» **What you should do**: In the material below, find every line with "estudios" and pull it out.

» **Entries**:

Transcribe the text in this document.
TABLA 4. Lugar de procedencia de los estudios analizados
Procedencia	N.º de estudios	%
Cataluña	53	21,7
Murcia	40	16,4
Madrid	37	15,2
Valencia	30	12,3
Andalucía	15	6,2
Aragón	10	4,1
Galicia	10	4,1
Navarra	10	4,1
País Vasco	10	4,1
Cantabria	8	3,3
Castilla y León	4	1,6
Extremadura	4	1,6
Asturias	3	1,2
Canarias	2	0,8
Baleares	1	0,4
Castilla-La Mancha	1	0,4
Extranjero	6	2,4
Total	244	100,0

» **Output of the exercise**:
TABLA 4. Lugar de procedencia de los estudios analizados
Procedencia	N.º de estudios	%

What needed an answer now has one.